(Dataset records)
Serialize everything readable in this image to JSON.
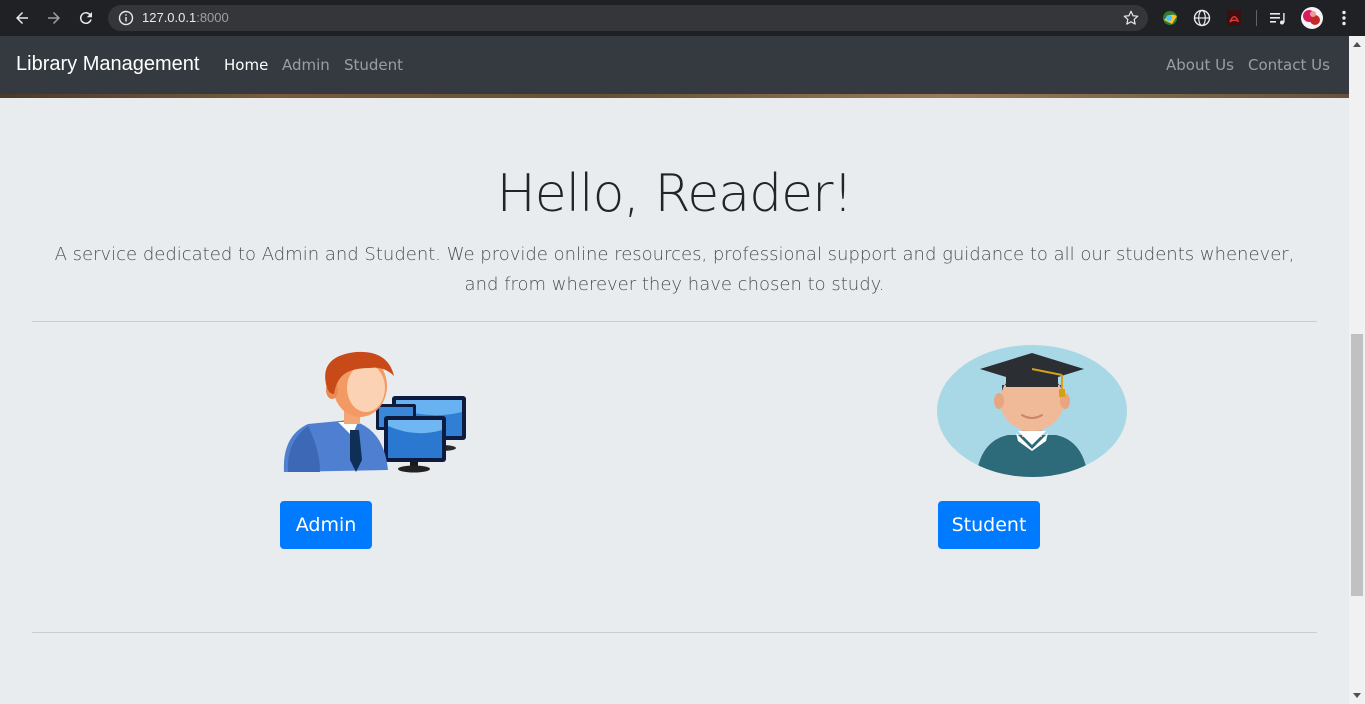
{
  "browser": {
    "url_host": "127.0.0.1",
    "url_port": ":8000",
    "icons": [
      "back-icon",
      "forward-icon",
      "reload-icon",
      "info-icon",
      "star-icon",
      "extension-icon",
      "globe-icon",
      "pdf-icon",
      "playlist-icon",
      "profile-avatar",
      "menu-icon"
    ]
  },
  "navbar": {
    "brand": "Library Management",
    "links": [
      "Home",
      "Admin",
      "Student"
    ],
    "active": "Home",
    "right_links": [
      "About Us",
      "Contact Us"
    ]
  },
  "hero": {
    "title": "Hello, Reader!",
    "lead": "A service dedicated to Admin and Student. We provide online resources, professional support and guidance to all our students whenever, and from wherever they have chosen to study."
  },
  "cards": {
    "admin": {
      "button": "Admin",
      "image": "admin-with-computers"
    },
    "student": {
      "button": "Student",
      "image": "graduate-student-avatar"
    }
  },
  "colors": {
    "navbar": "#343a40",
    "page": "#e9ecef",
    "primary": "#007bff"
  }
}
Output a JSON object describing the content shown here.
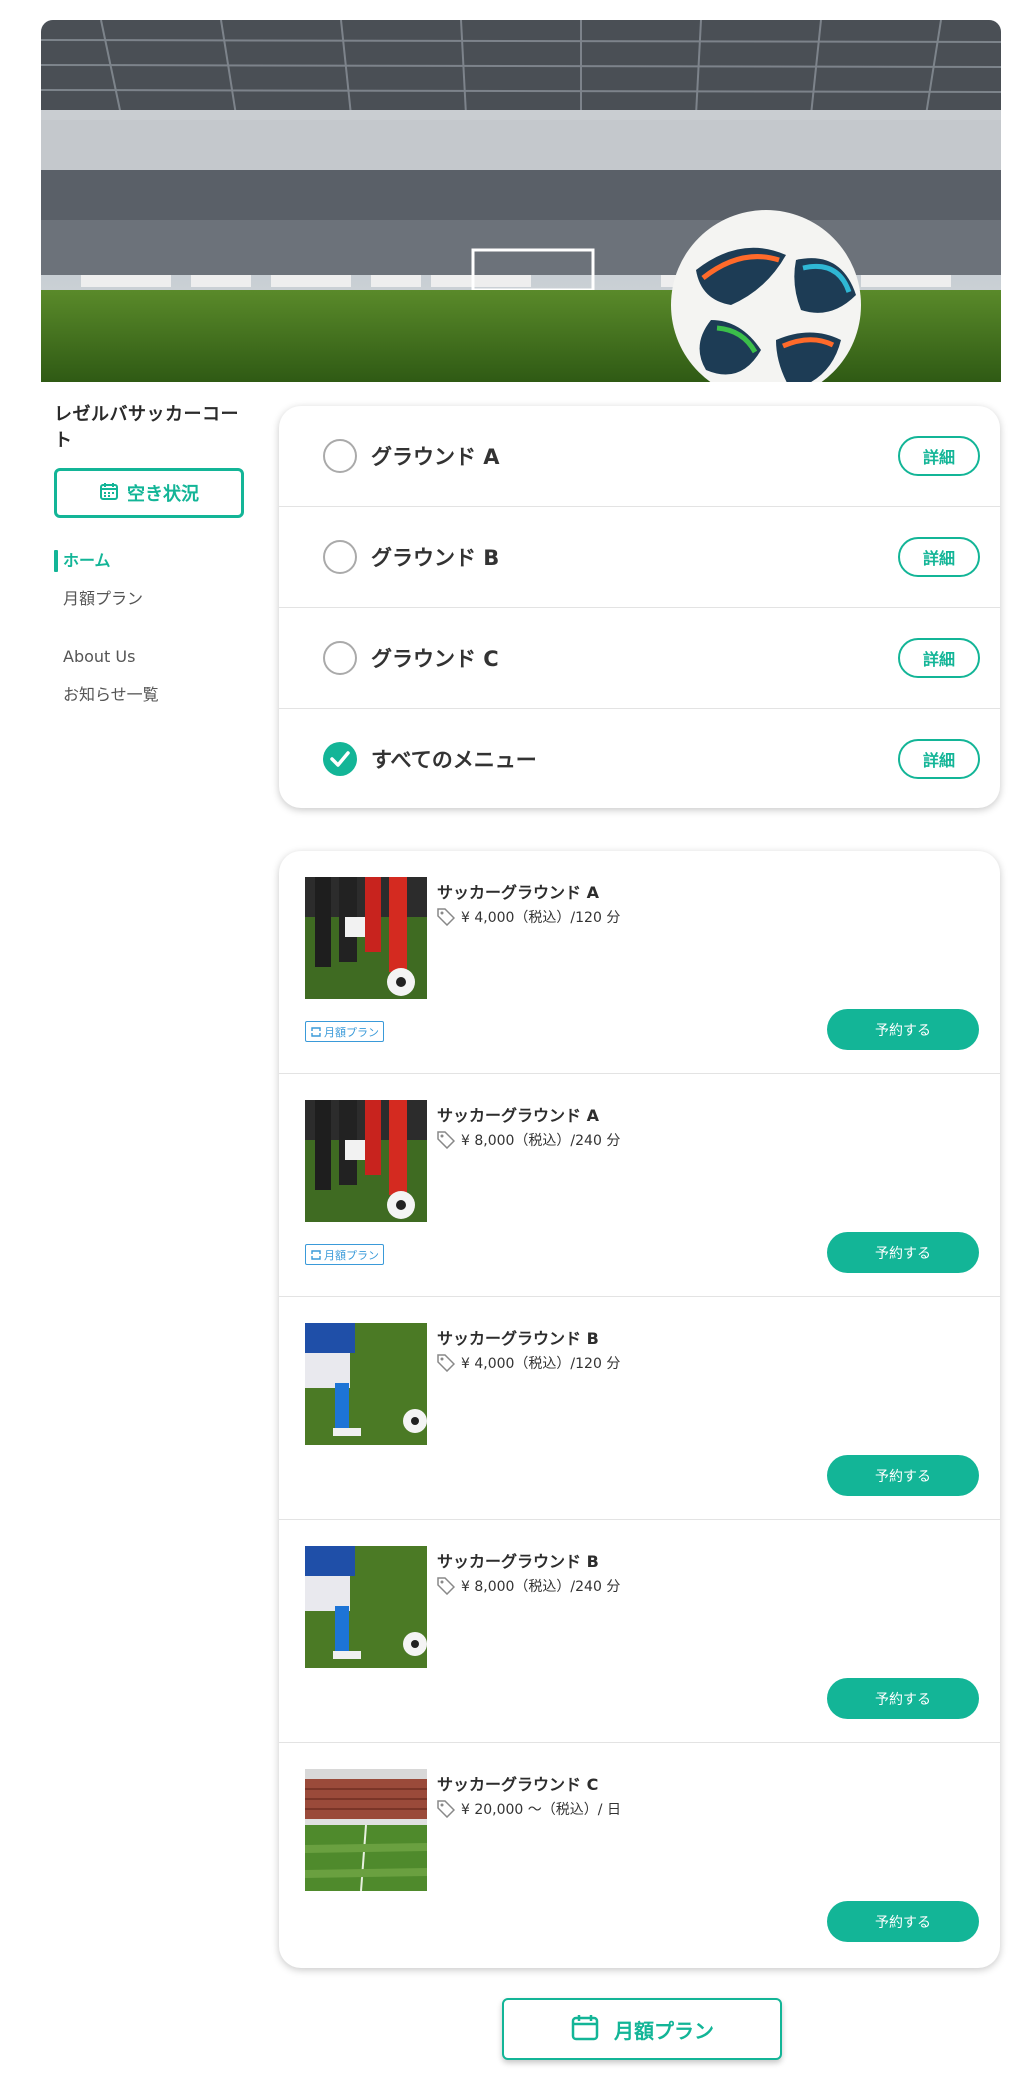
{
  "brand": {
    "name": "レゼルバサッカーコート"
  },
  "availability_button": {
    "label": "空き状況"
  },
  "nav": {
    "items": [
      {
        "label": "ホーム",
        "active": true
      },
      {
        "label": "月額プラン",
        "active": false
      },
      {
        "label": "About Us",
        "active": false
      },
      {
        "label": "お知らせ一覧",
        "active": false
      }
    ]
  },
  "filters": [
    {
      "label": "グラウンド A",
      "checked": false,
      "detail": "詳細"
    },
    {
      "label": "グラウンド B",
      "checked": false,
      "detail": "詳細"
    },
    {
      "label": "グラウンド C",
      "checked": false,
      "detail": "詳細"
    },
    {
      "label": "すべてのメニュー",
      "checked": true,
      "detail": "詳細"
    }
  ],
  "plans": [
    {
      "title": "サッカーグラウンド A",
      "price": "¥ 4,000（税込）/120 分",
      "tag": "月額プラン",
      "button": "予約する",
      "thumb": "players-red-socks"
    },
    {
      "title": "サッカーグラウンド A",
      "price": "¥ 8,000（税込）/240 分",
      "tag": "月額プラン",
      "button": "予約する",
      "thumb": "players-red-socks"
    },
    {
      "title": "サッカーグラウンド B",
      "price": "¥ 4,000（税込）/120 分",
      "tag": "",
      "button": "予約する",
      "thumb": "player-blue-socks"
    },
    {
      "title": "サッカーグラウンド B",
      "price": "¥ 8,000（税込）/240 分",
      "tag": "",
      "button": "予約する",
      "thumb": "player-blue-socks"
    },
    {
      "title": "サッカーグラウンド C",
      "price": "¥ 20,000 〜（税込）/ 日",
      "tag": "",
      "button": "予約する",
      "thumb": "stadium-field"
    }
  ],
  "monthly_button": {
    "label": "月額プラン"
  },
  "colors": {
    "accent": "#13b597",
    "tag_blue": "#3a9ad9"
  },
  "icons": {
    "calendar": "calendar-icon",
    "price_tag": "price-tag-icon",
    "check": "check-icon",
    "repeat": "repeat-icon"
  }
}
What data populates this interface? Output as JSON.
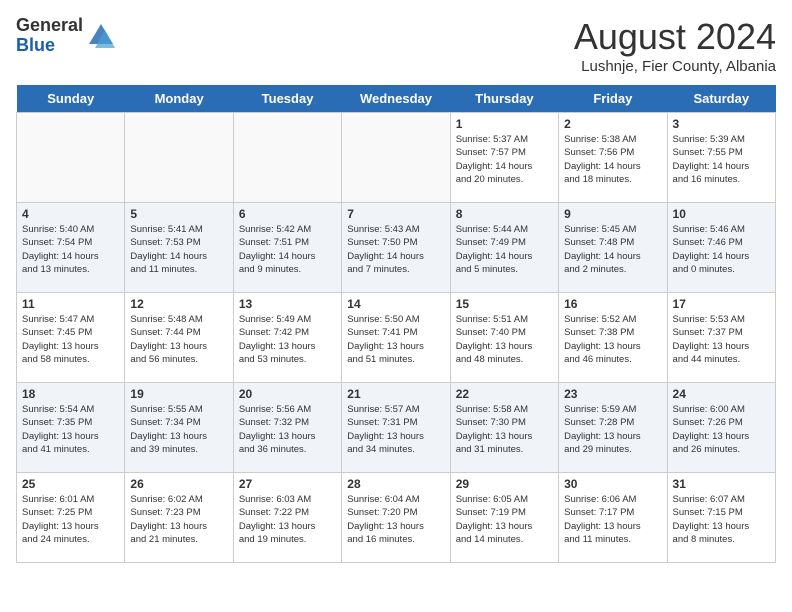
{
  "header": {
    "logo_general": "General",
    "logo_blue": "Blue",
    "month": "August 2024",
    "location": "Lushnje, Fier County, Albania"
  },
  "weekdays": [
    "Sunday",
    "Monday",
    "Tuesday",
    "Wednesday",
    "Thursday",
    "Friday",
    "Saturday"
  ],
  "weeks": [
    [
      {
        "day": "",
        "info": ""
      },
      {
        "day": "",
        "info": ""
      },
      {
        "day": "",
        "info": ""
      },
      {
        "day": "",
        "info": ""
      },
      {
        "day": "1",
        "info": "Sunrise: 5:37 AM\nSunset: 7:57 PM\nDaylight: 14 hours\nand 20 minutes."
      },
      {
        "day": "2",
        "info": "Sunrise: 5:38 AM\nSunset: 7:56 PM\nDaylight: 14 hours\nand 18 minutes."
      },
      {
        "day": "3",
        "info": "Sunrise: 5:39 AM\nSunset: 7:55 PM\nDaylight: 14 hours\nand 16 minutes."
      }
    ],
    [
      {
        "day": "4",
        "info": "Sunrise: 5:40 AM\nSunset: 7:54 PM\nDaylight: 14 hours\nand 13 minutes."
      },
      {
        "day": "5",
        "info": "Sunrise: 5:41 AM\nSunset: 7:53 PM\nDaylight: 14 hours\nand 11 minutes."
      },
      {
        "day": "6",
        "info": "Sunrise: 5:42 AM\nSunset: 7:51 PM\nDaylight: 14 hours\nand 9 minutes."
      },
      {
        "day": "7",
        "info": "Sunrise: 5:43 AM\nSunset: 7:50 PM\nDaylight: 14 hours\nand 7 minutes."
      },
      {
        "day": "8",
        "info": "Sunrise: 5:44 AM\nSunset: 7:49 PM\nDaylight: 14 hours\nand 5 minutes."
      },
      {
        "day": "9",
        "info": "Sunrise: 5:45 AM\nSunset: 7:48 PM\nDaylight: 14 hours\nand 2 minutes."
      },
      {
        "day": "10",
        "info": "Sunrise: 5:46 AM\nSunset: 7:46 PM\nDaylight: 14 hours\nand 0 minutes."
      }
    ],
    [
      {
        "day": "11",
        "info": "Sunrise: 5:47 AM\nSunset: 7:45 PM\nDaylight: 13 hours\nand 58 minutes."
      },
      {
        "day": "12",
        "info": "Sunrise: 5:48 AM\nSunset: 7:44 PM\nDaylight: 13 hours\nand 56 minutes."
      },
      {
        "day": "13",
        "info": "Sunrise: 5:49 AM\nSunset: 7:42 PM\nDaylight: 13 hours\nand 53 minutes."
      },
      {
        "day": "14",
        "info": "Sunrise: 5:50 AM\nSunset: 7:41 PM\nDaylight: 13 hours\nand 51 minutes."
      },
      {
        "day": "15",
        "info": "Sunrise: 5:51 AM\nSunset: 7:40 PM\nDaylight: 13 hours\nand 48 minutes."
      },
      {
        "day": "16",
        "info": "Sunrise: 5:52 AM\nSunset: 7:38 PM\nDaylight: 13 hours\nand 46 minutes."
      },
      {
        "day": "17",
        "info": "Sunrise: 5:53 AM\nSunset: 7:37 PM\nDaylight: 13 hours\nand 44 minutes."
      }
    ],
    [
      {
        "day": "18",
        "info": "Sunrise: 5:54 AM\nSunset: 7:35 PM\nDaylight: 13 hours\nand 41 minutes."
      },
      {
        "day": "19",
        "info": "Sunrise: 5:55 AM\nSunset: 7:34 PM\nDaylight: 13 hours\nand 39 minutes."
      },
      {
        "day": "20",
        "info": "Sunrise: 5:56 AM\nSunset: 7:32 PM\nDaylight: 13 hours\nand 36 minutes."
      },
      {
        "day": "21",
        "info": "Sunrise: 5:57 AM\nSunset: 7:31 PM\nDaylight: 13 hours\nand 34 minutes."
      },
      {
        "day": "22",
        "info": "Sunrise: 5:58 AM\nSunset: 7:30 PM\nDaylight: 13 hours\nand 31 minutes."
      },
      {
        "day": "23",
        "info": "Sunrise: 5:59 AM\nSunset: 7:28 PM\nDaylight: 13 hours\nand 29 minutes."
      },
      {
        "day": "24",
        "info": "Sunrise: 6:00 AM\nSunset: 7:26 PM\nDaylight: 13 hours\nand 26 minutes."
      }
    ],
    [
      {
        "day": "25",
        "info": "Sunrise: 6:01 AM\nSunset: 7:25 PM\nDaylight: 13 hours\nand 24 minutes."
      },
      {
        "day": "26",
        "info": "Sunrise: 6:02 AM\nSunset: 7:23 PM\nDaylight: 13 hours\nand 21 minutes."
      },
      {
        "day": "27",
        "info": "Sunrise: 6:03 AM\nSunset: 7:22 PM\nDaylight: 13 hours\nand 19 minutes."
      },
      {
        "day": "28",
        "info": "Sunrise: 6:04 AM\nSunset: 7:20 PM\nDaylight: 13 hours\nand 16 minutes."
      },
      {
        "day": "29",
        "info": "Sunrise: 6:05 AM\nSunset: 7:19 PM\nDaylight: 13 hours\nand 14 minutes."
      },
      {
        "day": "30",
        "info": "Sunrise: 6:06 AM\nSunset: 7:17 PM\nDaylight: 13 hours\nand 11 minutes."
      },
      {
        "day": "31",
        "info": "Sunrise: 6:07 AM\nSunset: 7:15 PM\nDaylight: 13 hours\nand 8 minutes."
      }
    ]
  ]
}
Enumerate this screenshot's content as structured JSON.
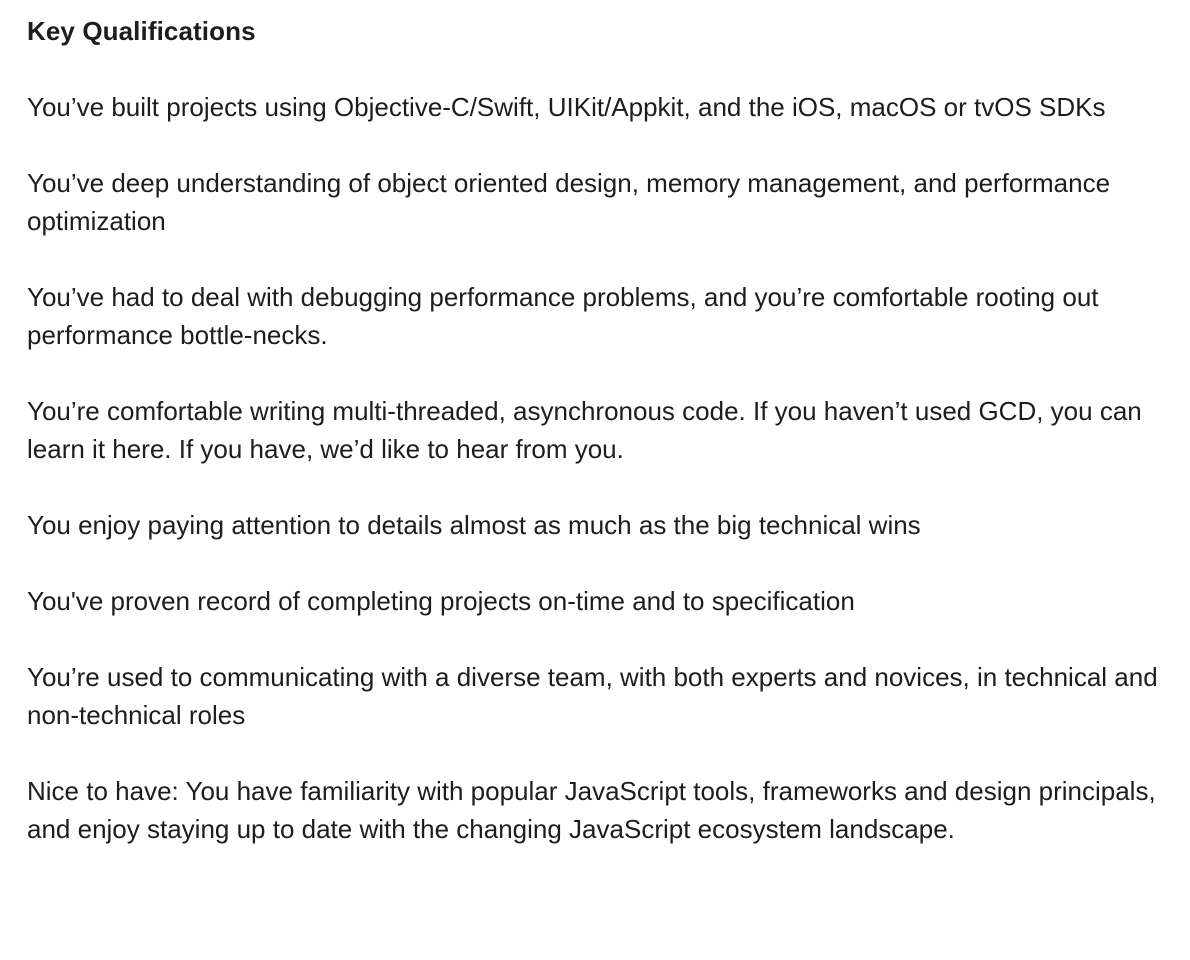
{
  "section": {
    "heading": "Key Qualifications",
    "paragraphs": [
      "You’ve built projects using Objective-C/Swift, UIKit/Appkit, and the iOS, macOS or tvOS SDKs",
      "You’ve deep understanding of object oriented design, memory management, and performance optimization",
      "You’ve had to deal with debugging performance problems, and you’re comfortable rooting out performance bottle-necks.",
      "You’re comfortable writing multi-threaded, asynchronous code. If you haven’t used GCD, you can learn it here. If you have, we’d like to hear from you.",
      "You enjoy paying attention to details almost as much as the big technical wins",
      "You've proven record of completing projects on-time and to specification",
      "You’re used to communicating with a diverse team, with both experts and novices, in technical and non-technical roles",
      "Nice to have: You have familiarity with popular JavaScript tools, frameworks and design principals, and enjoy staying up to date with the changing JavaScript ecosystem landscape."
    ]
  }
}
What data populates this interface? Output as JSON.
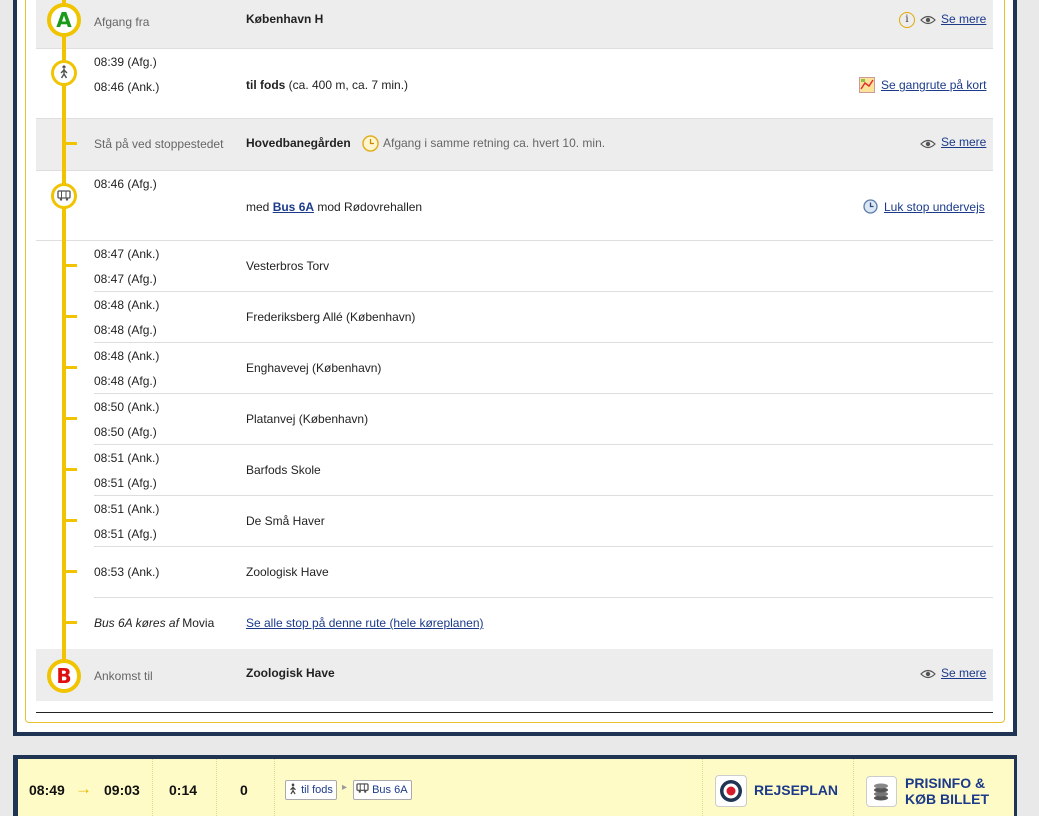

» REQUIRED TASK
Check each line of these records for the string "content" and state only how many lines have it.

» RESPONSE
2